■ What you should do
Transcribe each of the records below exactly, excluding all pictures.

Stored data entries
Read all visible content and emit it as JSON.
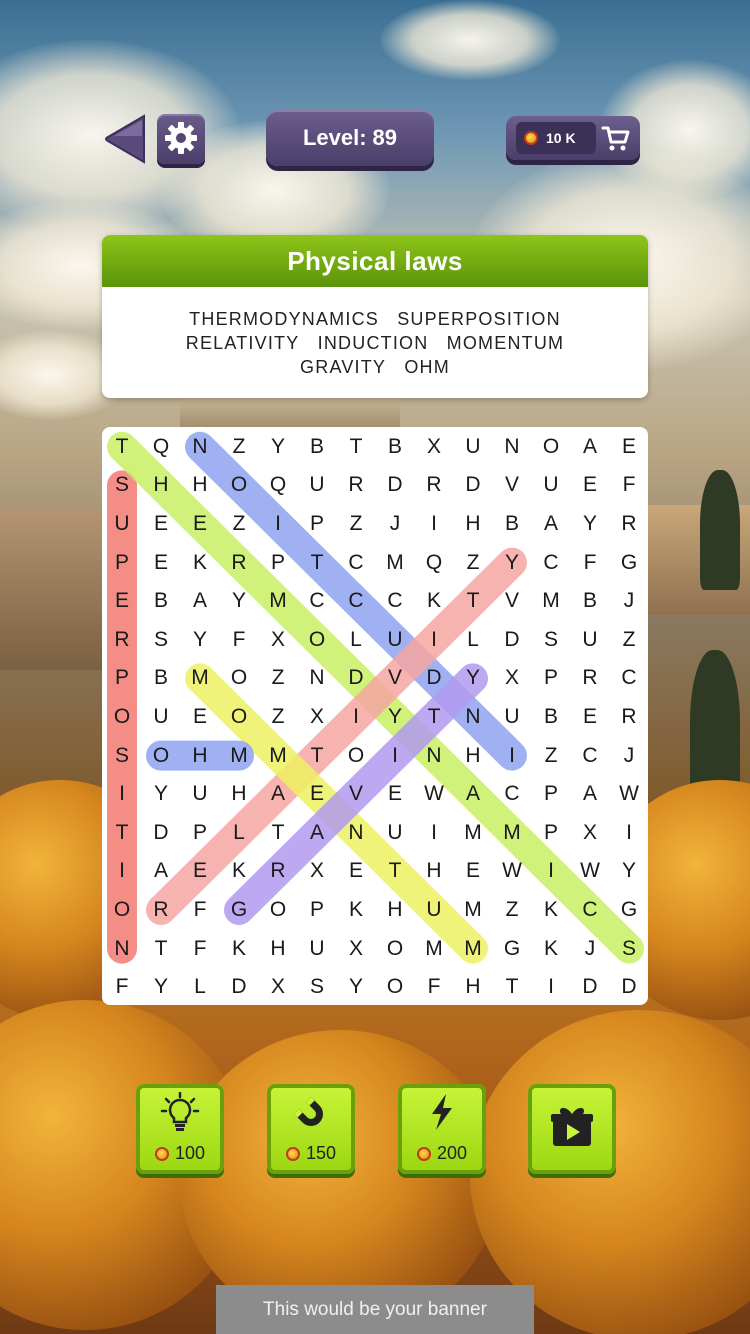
{
  "header": {
    "level_label": "Level:",
    "level_value": "89",
    "coins": "10 K"
  },
  "category": {
    "title": "Physical laws",
    "words_line1": [
      "THERMODYNAMICS",
      "SUPERPOSITION"
    ],
    "words_line2": [
      "RELATIVITY",
      "INDUCTION",
      "MOMENTUM"
    ],
    "words_line3": [
      "GRAVITY",
      "OHM"
    ]
  },
  "grid": {
    "rows": [
      "TQNZYBTBXUNOAE",
      "SHHOQURDRDVUEF",
      "UEEZIPZJIHBAYR",
      "PEKRPTCMQZYCFG",
      "EBAYMCCCKTVMBJ",
      "RSYFXOLUILDSUZ",
      "PBMOZNDVDYXPRC",
      "OUEOZXIYTNUBER",
      "SOHMMTOINHIZCJ",
      "IYUHAEVEWACPAW",
      "TDPLTANUIMMPXI",
      "IAEKRXETHEWIWY",
      "ORFGOPKHUMZKCG",
      "NTFKHUXOMMGKJS",
      "FYLDXSYOFHTIDD"
    ],
    "found": [
      {
        "word": "SUPERPOSITION",
        "color": "#f27a72",
        "from": [
          1,
          0
        ],
        "to": [
          13,
          0
        ]
      },
      {
        "word": "THERMODYNAMICS",
        "color": "#c8ef63",
        "from": [
          0,
          0
        ],
        "to": [
          13,
          13
        ]
      },
      {
        "word": "INDUCTION",
        "color": "#8fa4f0",
        "from": [
          0,
          2
        ],
        "to": [
          8,
          10
        ]
      },
      {
        "word": "RELATIVITY",
        "color": "#f6a6a2",
        "from": [
          12,
          1
        ],
        "to": [
          3,
          10
        ]
      },
      {
        "word": "MOMENTUM",
        "color": "#eef262",
        "from": [
          6,
          2
        ],
        "to": [
          13,
          9
        ]
      },
      {
        "word": "GRAVITY",
        "color": "#b29af0",
        "from": [
          12,
          3
        ],
        "to": [
          6,
          9
        ]
      },
      {
        "word": "OHM",
        "color": "#8fa4f0",
        "from": [
          8,
          1
        ],
        "to": [
          8,
          3
        ]
      }
    ]
  },
  "boosters": [
    {
      "name": "hint",
      "icon": "lightbulb-icon",
      "cost": "100"
    },
    {
      "name": "magnet",
      "icon": "magnet-icon",
      "cost": "150"
    },
    {
      "name": "lightning",
      "icon": "lightning-icon",
      "cost": "200"
    },
    {
      "name": "video",
      "icon": "gift-video-icon",
      "cost": ""
    }
  ],
  "banner": {
    "text": "This would be your banner"
  }
}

■ Task response
Read all visible content and emit it as JSON.
{
  "header": {
    "level_label": "Level:",
    "level_value": "89",
    "coins": "10 K"
  },
  "category": {
    "title": "Physical laws",
    "words_line1": [
      "THERMODYNAMICS",
      "SUPERPOSITION"
    ],
    "words_line2": [
      "RELATIVITY",
      "INDUCTION",
      "MOMENTUM"
    ],
    "words_line3": [
      "GRAVITY",
      "OHM"
    ]
  },
  "grid": {
    "rows": [
      "TQNZYBTBXUNOAE",
      "SHHOQURDRDVUEF",
      "UEEZIPZJIHBAYR",
      "PEKRPTCMQZYCFG",
      "EBAYMCCCKTVMBJ",
      "RSYFXOLUILDSUZ",
      "PBMOZNDVDYXPRC",
      "OUEOZXIYTNUBER",
      "SOHMMTOINHIZCJ",
      "IYUHAEVEWACPAW",
      "TDPLTANUIMMPXI",
      "IAEKRXETHEWIWY",
      "ORFGOPKHUMZKCG",
      "NTFKHUXOMMGKJS",
      "FYLDXSYOFHTIDD"
    ],
    "found": [
      {
        "word": "SUPERPOSITION",
        "color": "#f27a72",
        "from": [
          1,
          0
        ],
        "to": [
          13,
          0
        ]
      },
      {
        "word": "THERMODYNAMICS",
        "color": "#c8ef63",
        "from": [
          0,
          0
        ],
        "to": [
          13,
          13
        ]
      },
      {
        "word": "INDUCTION",
        "color": "#8fa4f0",
        "from": [
          0,
          2
        ],
        "to": [
          8,
          10
        ]
      },
      {
        "word": "RELATIVITY",
        "color": "#f6a6a2",
        "from": [
          12,
          1
        ],
        "to": [
          3,
          10
        ]
      },
      {
        "word": "MOMENTUM",
        "color": "#eef262",
        "from": [
          6,
          2
        ],
        "to": [
          13,
          9
        ]
      },
      {
        "word": "GRAVITY",
        "color": "#b29af0",
        "from": [
          12,
          3
        ],
        "to": [
          6,
          9
        ]
      },
      {
        "word": "OHM",
        "color": "#8fa4f0",
        "from": [
          8,
          1
        ],
        "to": [
          8,
          3
        ]
      }
    ]
  },
  "boosters": [
    {
      "name": "hint",
      "icon": "lightbulb-icon",
      "cost": "100"
    },
    {
      "name": "magnet",
      "icon": "magnet-icon",
      "cost": "150"
    },
    {
      "name": "lightning",
      "icon": "lightning-icon",
      "cost": "200"
    },
    {
      "name": "video",
      "icon": "gift-video-icon",
      "cost": ""
    }
  ],
  "banner": {
    "text": "This would be your banner"
  }
}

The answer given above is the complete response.